# Start of The input
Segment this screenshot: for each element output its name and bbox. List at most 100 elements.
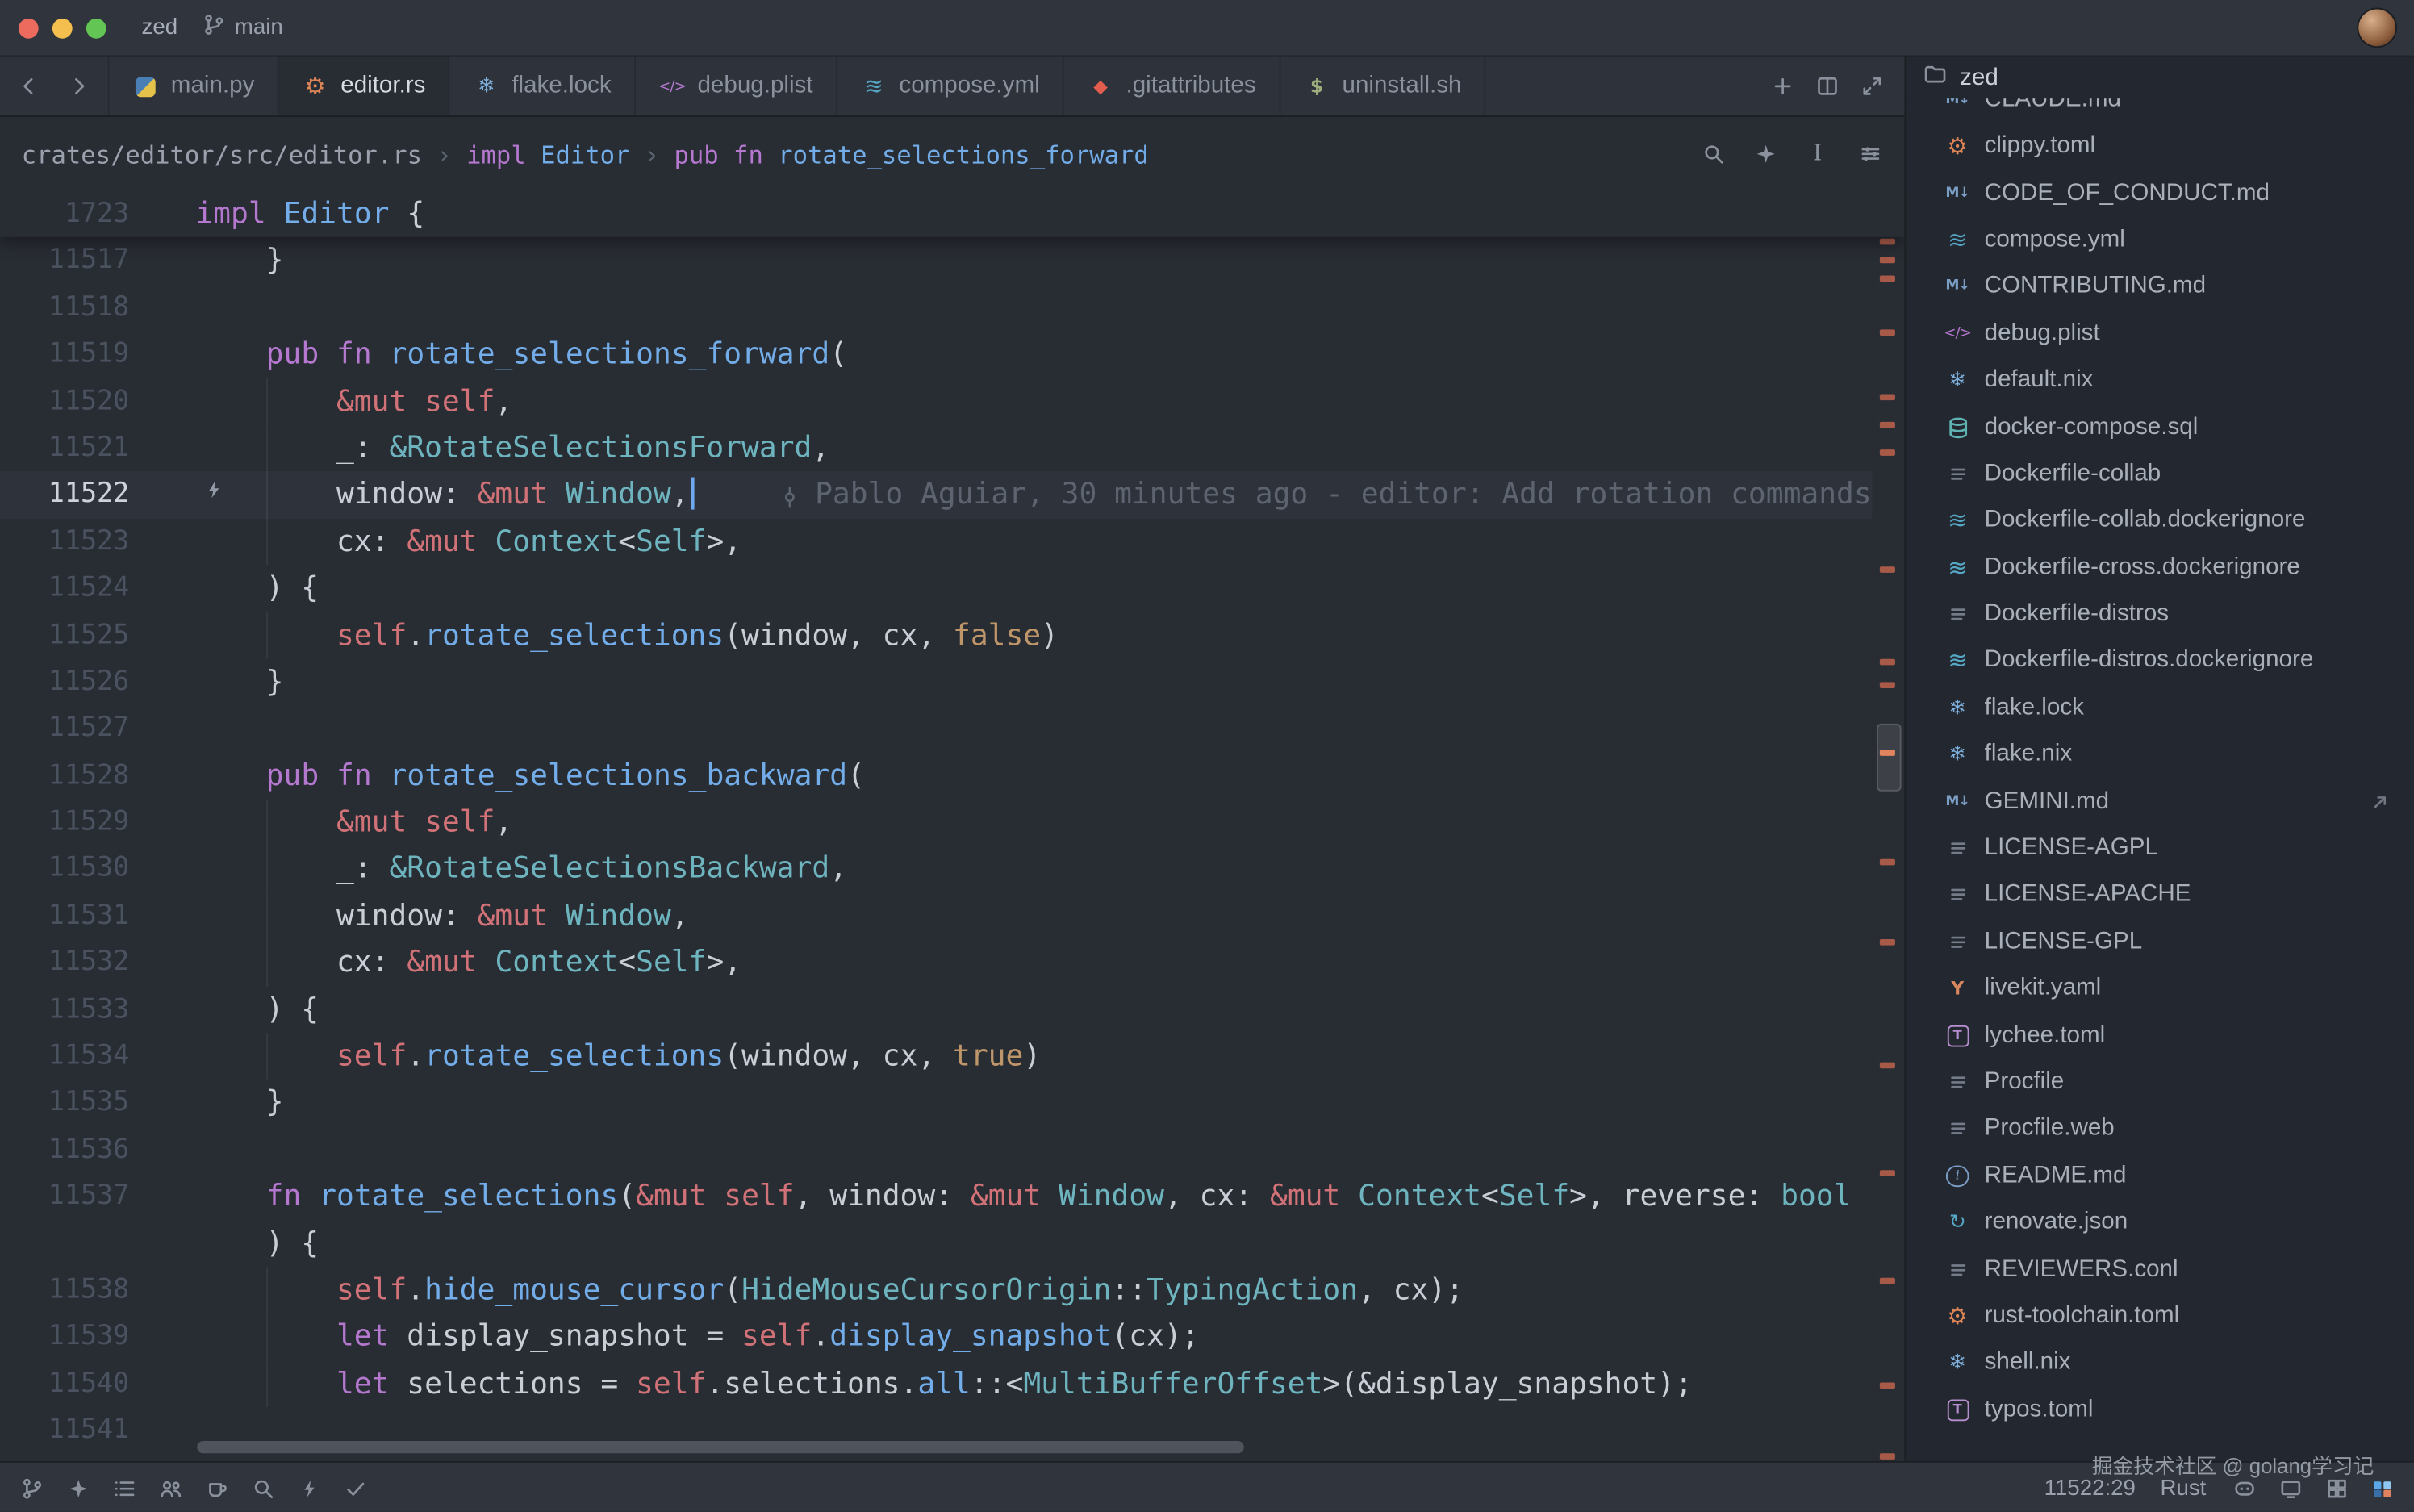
file-item[interactable]: LICENSE-GPL <box>1906 918 2414 965</box>
debug-console-button[interactable] <box>203 1476 229 1502</box>
inline-assist-button[interactable] <box>1752 141 1777 167</box>
file-item[interactable]: ⚙rust-toolchain.toml <box>1906 1293 2414 1339</box>
code-line[interactable]: 11540 let selections = self.selections.a… <box>0 1360 1904 1407</box>
file-item[interactable]: ❄flake.nix <box>1906 731 2414 778</box>
file-item[interactable]: ≋Dockerfile-collab.dockerignore <box>1906 498 2414 545</box>
code-line[interactable]: 11519 pub fn rotate_selections_forward( <box>0 332 1904 378</box>
breadcrumb-segment[interactable]: Editor <box>541 140 629 169</box>
file-item[interactable]: Dockerfile-collab <box>1906 451 2414 498</box>
file-item[interactable]: </>debug.plist <box>1906 311 2414 357</box>
breadcrumb-segment[interactable]: pub fn <box>674 140 763 169</box>
code-line[interactable]: 11529 &mut self, <box>0 799 1904 846</box>
tab-.gitattributes[interactable]: ◆.gitattributes <box>1064 57 1280 116</box>
split-button[interactable] <box>1815 74 1840 99</box>
maximize-button[interactable] <box>1860 74 1885 99</box>
code-line[interactable]: 11518 <box>0 285 1904 332</box>
file-item[interactable]: ≋Dockerfile-cross.dockerignore <box>1906 545 2414 591</box>
code-line[interactable]: 11534 self.rotate_selections(window, cx,… <box>0 1033 1904 1080</box>
file-item[interactable]: Ylivekit.yaml <box>1906 965 2414 1012</box>
file-item[interactable]: ❄default.nix <box>1906 357 2414 404</box>
tab-compose.yml[interactable]: ≋compose.yml <box>837 57 1064 116</box>
tab-flake.lock[interactable]: ❄flake.lock <box>450 57 636 116</box>
code-line[interactable]: 11535 } <box>0 1080 1904 1126</box>
screen-button[interactable] <box>2277 1476 2303 1502</box>
code-line[interactable]: 11517 } <box>0 238 1904 285</box>
file-item[interactable]: ❄shell.nix <box>1906 1339 2414 1386</box>
code-line[interactable]: ) { <box>0 1220 1904 1267</box>
file-item[interactable]: M↓GEMINI.md <box>1906 778 2414 825</box>
file-item[interactable]: ❄flake.lock <box>1906 685 2414 732</box>
search-button[interactable] <box>1700 141 1726 167</box>
diagnostics-button[interactable] <box>342 1476 368 1502</box>
file-item[interactable]: ⚙clippy.toml <box>1906 123 2414 170</box>
file-item[interactable]: Dockerfile-distros <box>1906 591 2414 638</box>
breadcrumb-segment[interactable]: impl <box>466 140 526 169</box>
file-item[interactable]: M↓CODE_OF_CONDUCT.md <box>1906 170 2414 217</box>
code-editor[interactable]: 1723impl Editor { 11517 }1151811519 pub … <box>0 191 1904 1461</box>
code-line[interactable]: 11533 ) { <box>0 986 1904 1033</box>
breadcrumb-segment[interactable]: rotate_selections_forward <box>778 140 1149 169</box>
copilot-button[interactable] <box>2231 1476 2257 1502</box>
navigate-forward-button[interactable] <box>66 74 91 99</box>
code-line[interactable]: 11532 cx: &mut Context<Self>, <box>0 939 1904 986</box>
code-line[interactable]: 11531 window: &mut Window, <box>0 892 1904 939</box>
vertical-scrollbar[interactable] <box>1872 238 1904 1461</box>
file-item[interactable]: Ttypos.toml <box>1906 1386 2414 1433</box>
outline-button[interactable] <box>111 1476 136 1502</box>
code-line[interactable]: 11525 self.rotate_selections(window, cx,… <box>0 612 1904 659</box>
breadcrumb-segment[interactable]: › <box>422 140 466 169</box>
code-line[interactable]: 11522 window: &mut Window,Pablo Aguiar, … <box>0 472 1904 519</box>
text-cursor-button[interactable]: I <box>1804 141 1830 167</box>
file-item[interactable]: M↓CONTRIBUTING.md <box>1906 264 2414 311</box>
avatar[interactable] <box>2358 9 2395 46</box>
code-line[interactable]: 11536 <box>0 1126 1904 1173</box>
code-line[interactable]: 11528 pub fn rotate_selections_backward( <box>0 752 1904 799</box>
tab-editor.rs[interactable]: ⚙editor.rs <box>279 57 450 116</box>
editor-controls-button[interactable] <box>1856 141 1882 167</box>
breadcrumb-segment[interactable] <box>763 140 778 169</box>
file-item[interactable]: Tlychee.toml <box>1906 1012 2414 1059</box>
code-line[interactable]: 11537 fn rotate_selections(&mut self, wi… <box>0 1173 1904 1220</box>
file-item[interactable]: Procfile.web <box>1906 1105 2414 1152</box>
breadcrumb-segment[interactable]: crates/editor/src/editor.rs <box>22 140 422 169</box>
language-selector[interactable]: Rust <box>2160 1476 2206 1502</box>
vertical-scrollbar-thumb[interactable] <box>1877 725 1902 792</box>
cursor-position[interactable]: 11522:29 <box>2044 1476 2136 1502</box>
code-line[interactable]: 11520 &mut self, <box>0 378 1904 425</box>
code-line[interactable]: 11526 } <box>0 659 1904 706</box>
collaborators-button[interactable] <box>157 1476 183 1502</box>
window-minimize-button[interactable] <box>52 18 73 38</box>
breadcrumb[interactable]: crates/editor/src/editor.rs › impl Edito… <box>22 140 1149 169</box>
plus-button[interactable] <box>1770 74 1795 99</box>
file-item[interactable]: ≋compose.yml <box>1906 217 2414 264</box>
tab-debug.plist[interactable]: </>debug.plist <box>636 57 837 116</box>
quick-actions-button[interactable] <box>295 1476 321 1502</box>
file-item[interactable]: Procfile <box>1906 1059 2414 1105</box>
code-line[interactable]: 11527 <box>0 706 1904 753</box>
breadcrumb-segment[interactable] <box>526 140 541 169</box>
grid-button[interactable] <box>2323 1476 2349 1502</box>
code-line[interactable]: 11539 let display_snapshot = self.displa… <box>0 1314 1904 1360</box>
window-close-button[interactable] <box>19 18 39 38</box>
code-line[interactable]: 11521 _: &RotateSelectionsForward, <box>0 425 1904 472</box>
navigate-back-button[interactable] <box>17 74 42 99</box>
tab-main.py[interactable]: main.py <box>109 57 278 116</box>
file-item[interactable]: ≋Dockerfile-distros.dockerignore <box>1906 638 2414 685</box>
window-zoom-button[interactable] <box>86 18 106 38</box>
repl-button[interactable] <box>2370 1476 2395 1502</box>
git-branch-button[interactable] <box>19 1476 44 1502</box>
git-branch-indicator[interactable]: main <box>201 12 283 44</box>
horizontal-scrollbar-thumb[interactable] <box>197 1441 1244 1453</box>
tab-uninstall.sh[interactable]: $uninstall.sh <box>1280 57 1486 116</box>
file-item[interactable]: iREADME.md <box>1906 1152 2414 1199</box>
code-action-bolt-icon[interactable] <box>202 478 228 503</box>
project-root[interactable]: zed <box>1906 57 2414 99</box>
file-item[interactable]: LICENSE-AGPL <box>1906 825 2414 871</box>
code-line[interactable]: 11523 cx: &mut Context<Self>, <box>0 519 1904 566</box>
code-line[interactable]: 11524 ) { <box>0 566 1904 612</box>
file-item[interactable]: ↻renovate.json <box>1906 1199 2414 1246</box>
file-item[interactable]: LICENSE-APACHE <box>1906 871 2414 918</box>
breadcrumb-segment[interactable]: › <box>629 140 674 169</box>
code-line[interactable]: 11530 _: &RotateSelectionsBackward, <box>0 846 1904 892</box>
sparkle-button[interactable] <box>65 1476 90 1502</box>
# End of The input
Instructions for the task. Render every line of the records above as a Markdown table with the columns Row and Entry, numbering the rows and skipping blank lines. Omit the pictures from your answer.

Output.
| Row | Entry |
|---|---|
| 1 | Segment this screenshot: for each element output its name and bbox. List at most 100 elements. |
| 2 | file-item[interactable]: LICENSE-GPL <box>1906 918 2414 965</box> |
| 3 | debug-console-button[interactable] <box>203 1476 229 1502</box> |
| 4 | inline-assist-button[interactable] <box>1752 141 1777 167</box> |
| 5 | file-item[interactable]: ⚙rust-toolchain.toml <box>1906 1293 2414 1339</box> |
| 6 | code-line[interactable]: 11540 let selections = self.selections.a… <box>0 1360 1904 1407</box> |
| 7 | file-item[interactable]: ❄flake.nix <box>1906 731 2414 778</box> |
| 8 | file-item[interactable]: ≋Dockerfile-collab.dockerignore <box>1906 498 2414 545</box> |
| 9 | code-line[interactable]: 11519 pub fn rotate_selections_forward( <box>0 332 1904 378</box> |
| 10 | breadcrumb-segment[interactable]: Editor <box>541 140 629 169</box> |
| 11 | file-item[interactable]: Dockerfile-collab <box>1906 451 2414 498</box> |
| 12 | file-item[interactable]: </>debug.plist <box>1906 311 2414 357</box> |
| 13 | breadcrumb-segment[interactable]: pub fn <box>674 140 763 169</box> |
| 14 | code-line[interactable]: 11529 &mut self, <box>0 799 1904 846</box> |
| 15 | tab-.gitattributes[interactable]: ◆.gitattributes <box>1064 57 1280 116</box> |
| 16 | split-button[interactable] <box>1815 74 1840 99</box> |
| 17 | maximize-button[interactable] <box>1860 74 1885 99</box> |
| 18 | code-line[interactable]: 11518 <box>0 285 1904 332</box> |
| 19 | file-item[interactable]: ≋Dockerfile-cross.dockerignore <box>1906 545 2414 591</box> |
| 20 | code-line[interactable]: 11534 self.rotate_selections(window, cx,… <box>0 1033 1904 1080</box> |
| 21 | file-item[interactable]: Ylivekit.yaml <box>1906 965 2414 1012</box> |
| 22 | file-item[interactable]: ❄default.nix <box>1906 357 2414 404</box> |
| 23 | tab-compose.yml[interactable]: ≋compose.yml <box>837 57 1064 116</box> |
| 24 | tab-flake.lock[interactable]: ❄flake.lock <box>450 57 636 116</box> |
| 25 | code-line[interactable]: 11535 } <box>0 1080 1904 1126</box> |
| 26 | screen-button[interactable] <box>2277 1476 2303 1502</box> |
| 27 | code-line[interactable]: 11517 } <box>0 238 1904 285</box> |
| 28 | file-item[interactable]: ❄shell.nix <box>1906 1339 2414 1386</box> |
| 29 | code-line[interactable]: ) { <box>0 1220 1904 1267</box> |
| 30 | file-item[interactable]: M↓GEMINI.md <box>1906 778 2414 825</box> |
| 31 | file-item[interactable]: ❄flake.lock <box>1906 685 2414 732</box> |
| 32 | search-button[interactable] <box>1700 141 1726 167</box> |
| 33 | diagnostics-button[interactable] <box>342 1476 368 1502</box> |
| 34 | file-item[interactable]: ⚙clippy.toml <box>1906 123 2414 170</box> |
| 35 | file-item[interactable]: Dockerfile-distros <box>1906 591 2414 638</box> |
| 36 | breadcrumb-segment[interactable]: impl <box>466 140 526 169</box> |
| 37 | file-item[interactable]: M↓CODE_OF_CONDUCT.md <box>1906 170 2414 217</box> |
| 38 | code-editor[interactable]: 1723impl Editor { 11517 }1151811519 pub … <box>0 191 1904 1461</box> |
| 39 | code-line[interactable]: 11533 ) { <box>0 986 1904 1033</box> |
| 40 | breadcrumb-segment[interactable]: rotate_selections_forward <box>778 140 1149 169</box> |
| 41 | copilot-button[interactable] <box>2231 1476 2257 1502</box> |
| 42 | navigate-forward-button[interactable] <box>66 74 91 99</box> |
| 43 | code-line[interactable]: 11532 cx: &mut Context<Self>, <box>0 939 1904 986</box> |
| 44 | code-line[interactable]: 11531 window: &mut Window, <box>0 892 1904 939</box> |
| 45 | vertical-scrollbar[interactable] <box>1872 238 1904 1461</box> |
| 46 | file-item[interactable]: Ttypos.toml <box>1906 1386 2414 1433</box> |
| 47 | outline-button[interactable] <box>111 1476 136 1502</box> |
| 48 | code-line[interactable]: 11525 self.rotate_selections(window, cx,… <box>0 612 1904 659</box> |
| 49 | breadcrumb-segment[interactable]: › <box>422 140 466 169</box> |
| 50 | code-line[interactable]: 11522 window: &mut Window,Pablo Aguiar, … <box>0 472 1904 519</box> |
| 51 | text-cursor-button[interactable]: I <box>1804 141 1830 167</box> |
| 52 | file-item[interactable]: M↓CONTRIBUTING.md <box>1906 264 2414 311</box> |
| 53 | avatar[interactable] <box>2358 9 2395 46</box> |
| 54 | code-line[interactable]: 11536 <box>0 1126 1904 1173</box> |
| 55 | code-line[interactable]: 11528 pub fn rotate_selections_backward( <box>0 752 1904 799</box> |
| 56 | tab-editor.rs[interactable]: ⚙editor.rs <box>279 57 450 116</box> |
| 57 | editor-controls-button[interactable] <box>1856 141 1882 167</box> |
| 58 | breadcrumb-segment[interactable] <box>763 140 778 169</box> |
| 59 | file-item[interactable]: Tlychee.toml <box>1906 1012 2414 1059</box> |
| 60 | code-line[interactable]: 11537 fn rotate_selections(&mut self, wi… <box>0 1173 1904 1220</box> |
| 61 | file-item[interactable]: Procfile.web <box>1906 1105 2414 1152</box> |
| 62 | breadcrumb-segment[interactable]: crates/editor/src/editor.rs <box>22 140 422 169</box> |
| 63 | language-selector[interactable]: Rust <box>2160 1476 2206 1502</box> |
| 64 | vertical-scrollbar-thumb[interactable] <box>1877 725 1902 792</box> |
| 65 | cursor-position[interactable]: 11522:29 <box>2044 1476 2136 1502</box> |
| 66 | code-line[interactable]: 11520 &mut self, <box>0 378 1904 425</box> |
| 67 | code-line[interactable]: 11526 } <box>0 659 1904 706</box> |
| 68 | collaborators-button[interactable] <box>157 1476 183 1502</box> |
| 69 | window-minimize-button[interactable] <box>52 18 73 38</box> |
| 70 | breadcrumb[interactable]: crates/editor/src/editor.rs › impl Edito… <box>22 140 1149 169</box> |
| 71 | plus-button[interactable] <box>1770 74 1795 99</box> |
| 72 | file-item[interactable]: ≋compose.yml <box>1906 217 2414 264</box> |
| 73 | tab-debug.plist[interactable]: </>debug.plist <box>636 57 837 116</box> |
| 74 | quick-actions-button[interactable] <box>295 1476 321 1502</box> |
| 75 | file-item[interactable]: Procfile <box>1906 1059 2414 1105</box> |
| 76 | code-line[interactable]: 11527 <box>0 706 1904 753</box> |
| 77 | breadcrumb-segment[interactable] <box>526 140 541 169</box> |
| 78 | grid-button[interactable] <box>2323 1476 2349 1502</box> |
| 79 | code-line[interactable]: 11539 let display_snapshot = self.displa… <box>0 1314 1904 1360</box> |
| 80 | window-close-button[interactable] <box>19 18 39 38</box> |
| 81 | code-line[interactable]: 11521 _: &RotateSelectionsForward, <box>0 425 1904 472</box> |
| 82 | navigate-back-button[interactable] <box>17 74 42 99</box> |
| 83 | tab-main.py[interactable]: main.py <box>109 57 278 116</box> |
| 84 | file-item[interactable]: ≋Dockerfile-distros.dockerignore <box>1906 638 2414 685</box> |
| 85 | window-zoom-button[interactable] <box>86 18 106 38</box> |
| 86 | repl-button[interactable] <box>2370 1476 2395 1502</box> |
| 87 | git-branch-button[interactable] <box>19 1476 44 1502</box> |
| 88 | git-branch-indicator[interactable]: main <box>201 12 283 44</box> |
| 89 | horizontal-scrollbar-thumb[interactable] <box>197 1441 1244 1453</box> |
| 90 | tab-uninstall.sh[interactable]: $uninstall.sh <box>1280 57 1486 116</box> |
| 91 | file-item[interactable]: iREADME.md <box>1906 1152 2414 1199</box> |
| 92 | code-action-bolt-icon[interactable] <box>202 478 228 503</box> |
| 93 | project-root[interactable]: zed <box>1906 57 2414 99</box> |
| 94 | file-item[interactable]: LICENSE-AGPL <box>1906 825 2414 871</box> |
| 95 | code-line[interactable]: 11523 cx: &mut Context<Self>, <box>0 519 1904 566</box> |
| 96 | code-line[interactable]: 11524 ) { <box>0 566 1904 612</box> |
| 97 | file-item[interactable]: ↻renovate.json <box>1906 1199 2414 1246</box> |
| 98 | file-item[interactable]: LICENSE-APACHE <box>1906 871 2414 918</box> |
| 99 | breadcrumb-segment[interactable]: › <box>629 140 674 169</box> |
| 100 | code-line[interactable]: 11530 _: &RotateSelectionsBackward, <box>0 846 1904 892</box> |
| 101 | sparkle-button[interactable] <box>65 1476 90 1502</box> |